╭──

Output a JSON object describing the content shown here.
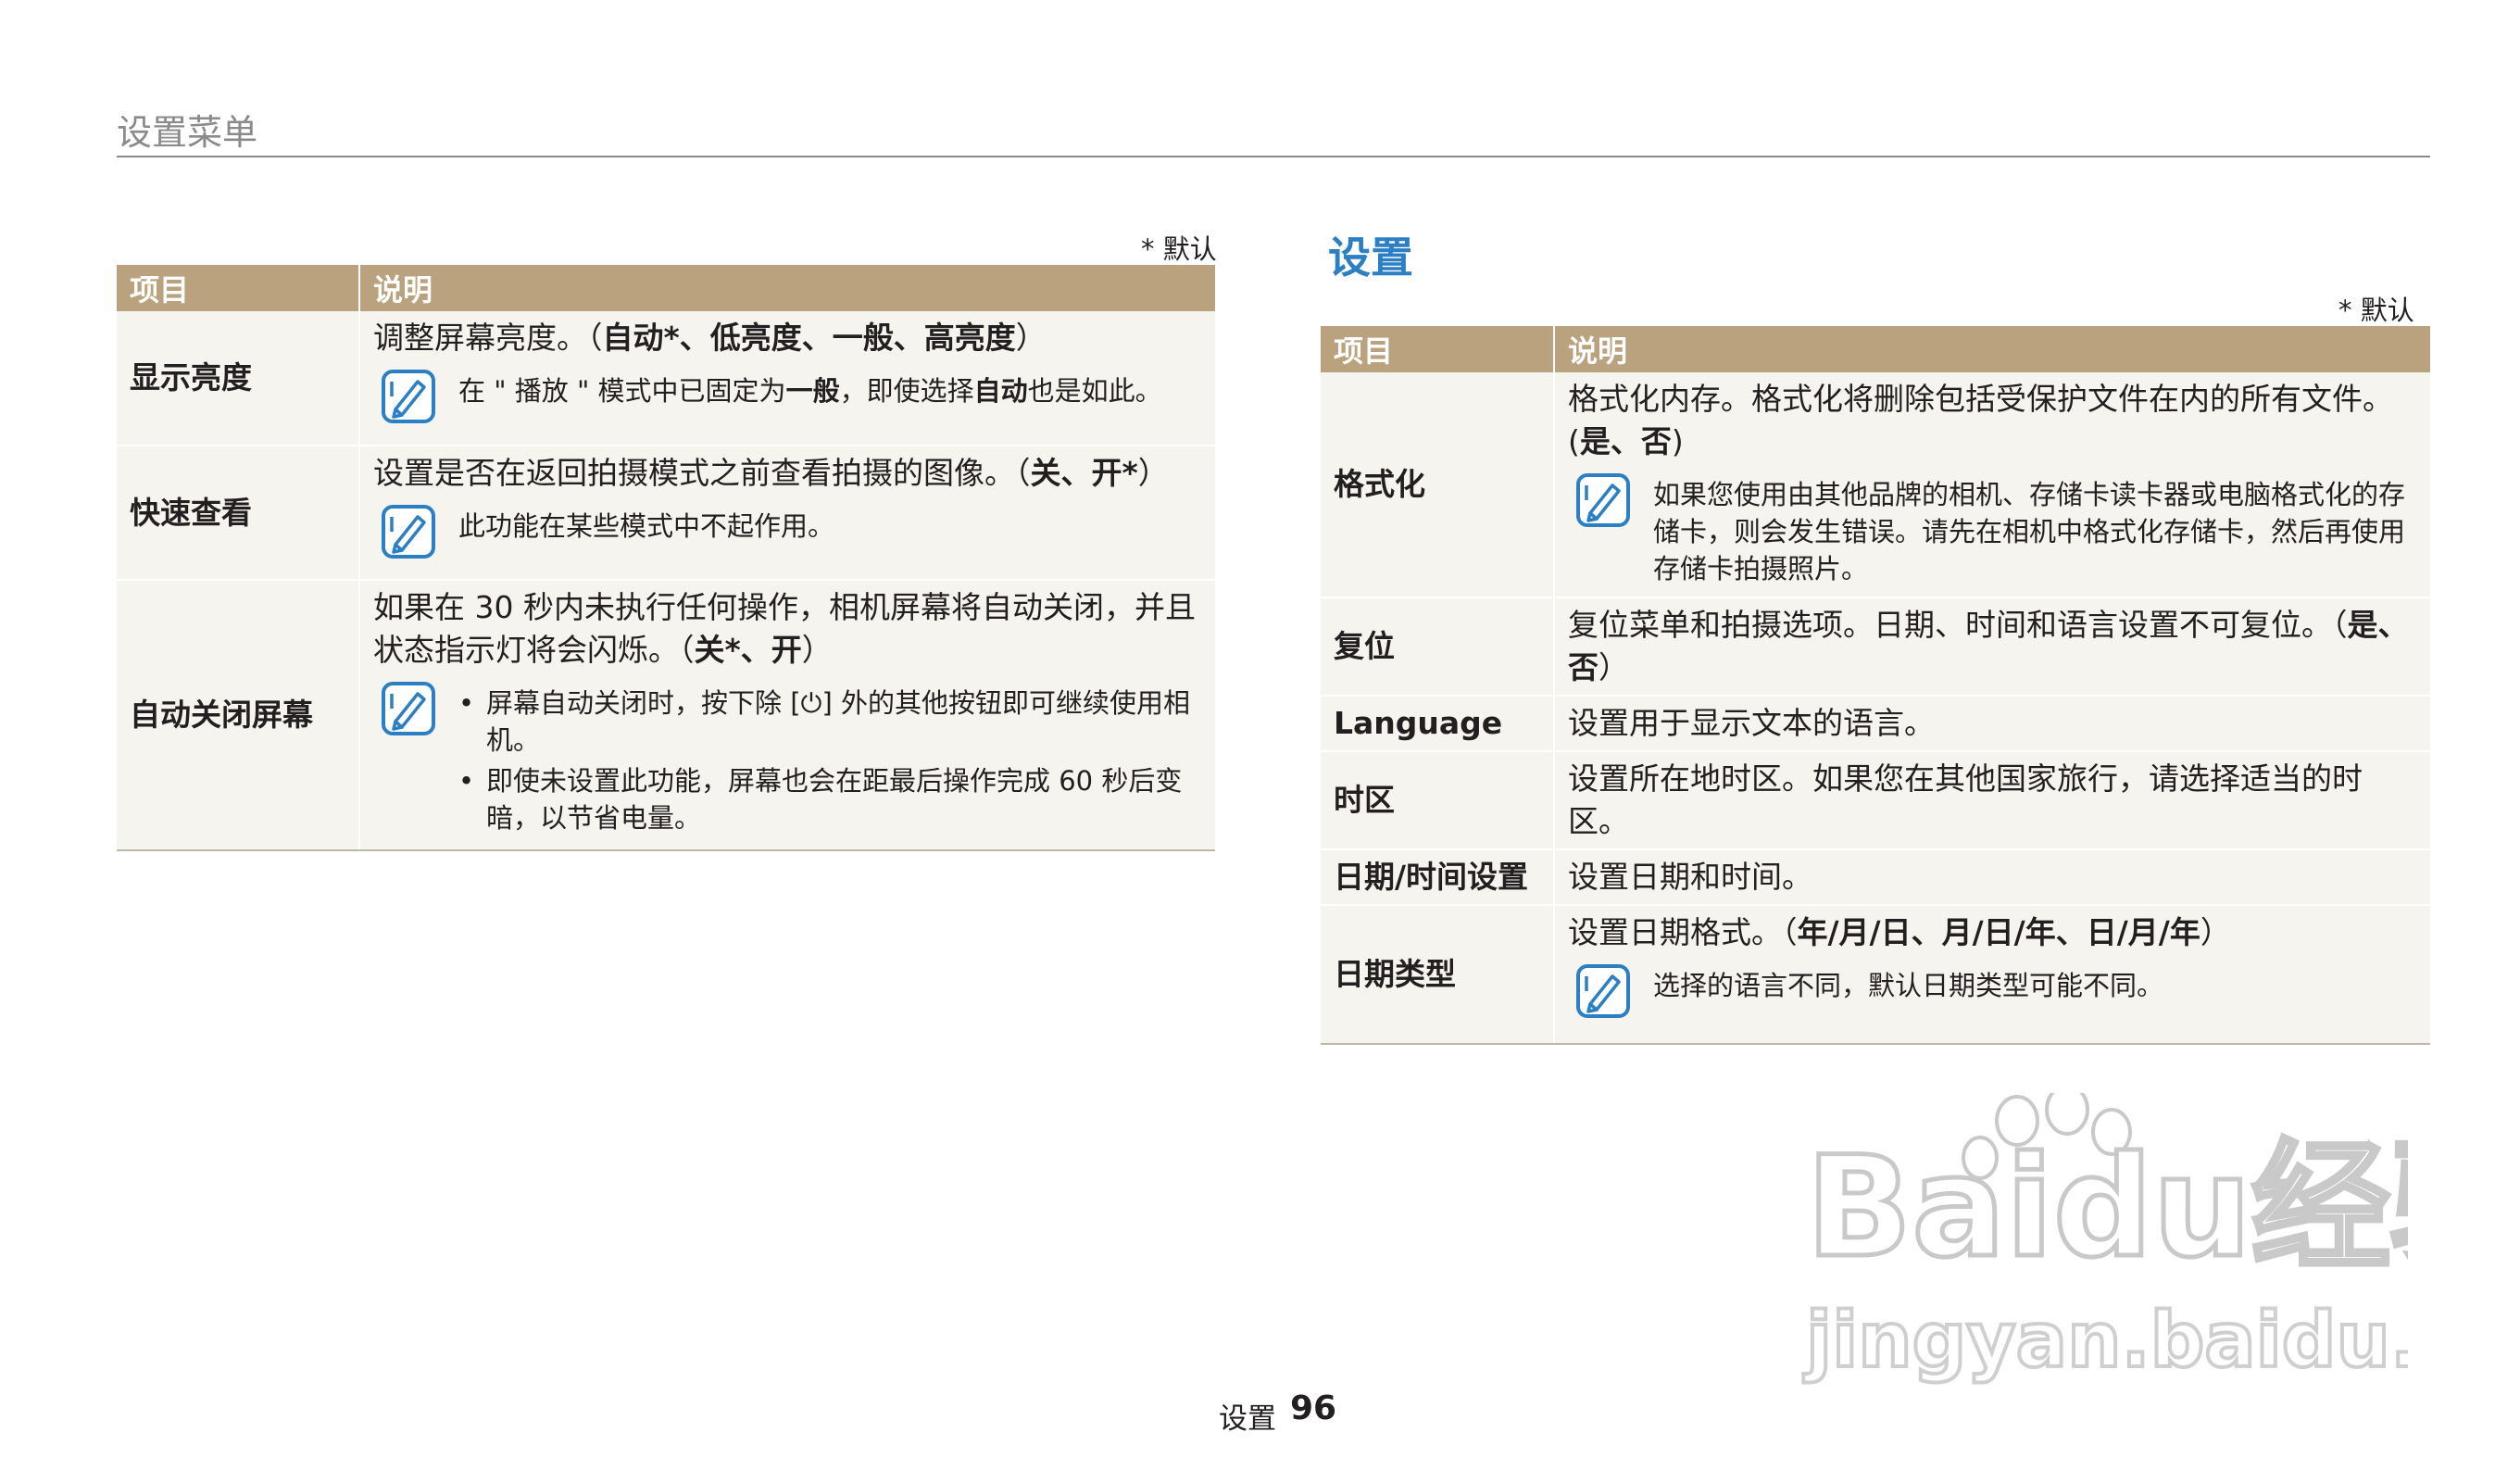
{
  "header": {
    "title": "设置菜单"
  },
  "left": {
    "default_note": "* 默认",
    "columns": [
      "项目",
      "说明"
    ],
    "rows": [
      {
        "item": "显示亮度",
        "desc_prefix": "调整屏幕亮度。（",
        "desc_options": "自动*、低亮度、一般、高亮度",
        "desc_suffix": "）",
        "note_a": "在 \" 播放 \" 模式中已固定为",
        "note_b": "一般",
        "note_c": "，即使选择",
        "note_d": "自动",
        "note_e": "也是如此。"
      },
      {
        "item": "快速查看",
        "desc_prefix": "设置是否在返回拍摄模式之前查看拍摄的图像。（",
        "desc_options": "关、开*",
        "desc_suffix": "）",
        "note": "此功能在某些模式中不起作用。"
      },
      {
        "item": "自动关闭屏幕",
        "desc_prefix": "如果在 30 秒内未执行任何操作，相机屏幕将自动关闭，并且状态指示灯将会闪烁。（",
        "desc_options": "关*、开",
        "desc_suffix": "）",
        "bullets": [
          "屏幕自动关闭时，按下除 [⏻] 外的其他按钮即可继续使用相机。",
          "即使未设置此功能，屏幕也会在距最后操作完成 60 秒后变暗，以节省电量。"
        ]
      }
    ]
  },
  "right": {
    "section_title": "设置",
    "default_note": "* 默认",
    "columns": [
      "项目",
      "说明"
    ],
    "rows": [
      {
        "item": "格式化",
        "desc_prefix": "格式化内存。格式化将删除包括受保护文件在内的所有文件。(",
        "desc_options": "是、否",
        "desc_suffix": ")",
        "note": "如果您使用由其他品牌的相机、存储卡读卡器或电脑格式化的存储卡，则会发生错误。请先在相机中格式化存储卡，然后再使用存储卡拍摄照片。"
      },
      {
        "item": "复位",
        "desc_prefix": "复位菜单和拍摄选项。日期、时间和语言设置不可复位。（",
        "desc_options": "是、否",
        "desc_suffix": "）"
      },
      {
        "item": "Language",
        "desc": "设置用于显示文本的语言。"
      },
      {
        "item": "时区",
        "desc": "设置所在地时区。如果您在其他国家旅行，请选择适当的时区。"
      },
      {
        "item": "日期/时间设置",
        "desc": "设置日期和时间。"
      },
      {
        "item": "日期类型",
        "desc_prefix": "设置日期格式。（",
        "desc_options": "年/月/日、月/日/年、日/月/年",
        "desc_suffix": "）",
        "note": "选择的语言不同，默认日期类型可能不同。"
      }
    ]
  },
  "footer": {
    "label": "设置",
    "page_number": "96"
  },
  "watermark": {
    "brand": "Baidu经验",
    "url": "jingyan.baidu.com"
  },
  "colors": {
    "table_header": "#b9a27d",
    "row_bg": "#f6f4ef",
    "title_blue": "#2b7fc2",
    "note_icon": "#2b7fc2"
  }
}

╰──

- BRIEF -
Leave out the pictures and transcribe the entries above exactly.

- RESPONSE TO THIS EXERCISE -
Output a JSON object describing the content shown here.
{
  "header": {
    "title": "设置菜单"
  },
  "left": {
    "default_note": "* 默认",
    "columns": [
      "项目",
      "说明"
    ],
    "rows": [
      {
        "item": "显示亮度",
        "desc_prefix": "调整屏幕亮度。（",
        "desc_options": "自动*、低亮度、一般、高亮度",
        "desc_suffix": "）",
        "note_a": "在 \" 播放 \" 模式中已固定为",
        "note_b": "一般",
        "note_c": "，即使选择",
        "note_d": "自动",
        "note_e": "也是如此。"
      },
      {
        "item": "快速查看",
        "desc_prefix": "设置是否在返回拍摄模式之前查看拍摄的图像。（",
        "desc_options": "关、开*",
        "desc_suffix": "）",
        "note": "此功能在某些模式中不起作用。"
      },
      {
        "item": "自动关闭屏幕",
        "desc_prefix": "如果在 30 秒内未执行任何操作，相机屏幕将自动关闭，并且状态指示灯将会闪烁。（",
        "desc_options": "关*、开",
        "desc_suffix": "）",
        "bullets": [
          "屏幕自动关闭时，按下除 [⏻] 外的其他按钮即可继续使用相机。",
          "即使未设置此功能，屏幕也会在距最后操作完成 60 秒后变暗，以节省电量。"
        ]
      }
    ]
  },
  "right": {
    "section_title": "设置",
    "default_note": "* 默认",
    "columns": [
      "项目",
      "说明"
    ],
    "rows": [
      {
        "item": "格式化",
        "desc_prefix": "格式化内存。格式化将删除包括受保护文件在内的所有文件。(",
        "desc_options": "是、否",
        "desc_suffix": ")",
        "note": "如果您使用由其他品牌的相机、存储卡读卡器或电脑格式化的存储卡，则会发生错误。请先在相机中格式化存储卡，然后再使用存储卡拍摄照片。"
      },
      {
        "item": "复位",
        "desc_prefix": "复位菜单和拍摄选项。日期、时间和语言设置不可复位。（",
        "desc_options": "是、否",
        "desc_suffix": "）"
      },
      {
        "item": "Language",
        "desc": "设置用于显示文本的语言。"
      },
      {
        "item": "时区",
        "desc": "设置所在地时区。如果您在其他国家旅行，请选择适当的时区。"
      },
      {
        "item": "日期/时间设置",
        "desc": "设置日期和时间。"
      },
      {
        "item": "日期类型",
        "desc_prefix": "设置日期格式。（",
        "desc_options": "年/月/日、月/日/年、日/月/年",
        "desc_suffix": "）",
        "note": "选择的语言不同，默认日期类型可能不同。"
      }
    ]
  },
  "footer": {
    "label": "设置",
    "page_number": "96"
  },
  "watermark": {
    "brand": "Baidu经验",
    "url": "jingyan.baidu.com"
  },
  "colors": {
    "table_header": "#b9a27d",
    "row_bg": "#f6f4ef",
    "title_blue": "#2b7fc2",
    "note_icon": "#2b7fc2"
  }
}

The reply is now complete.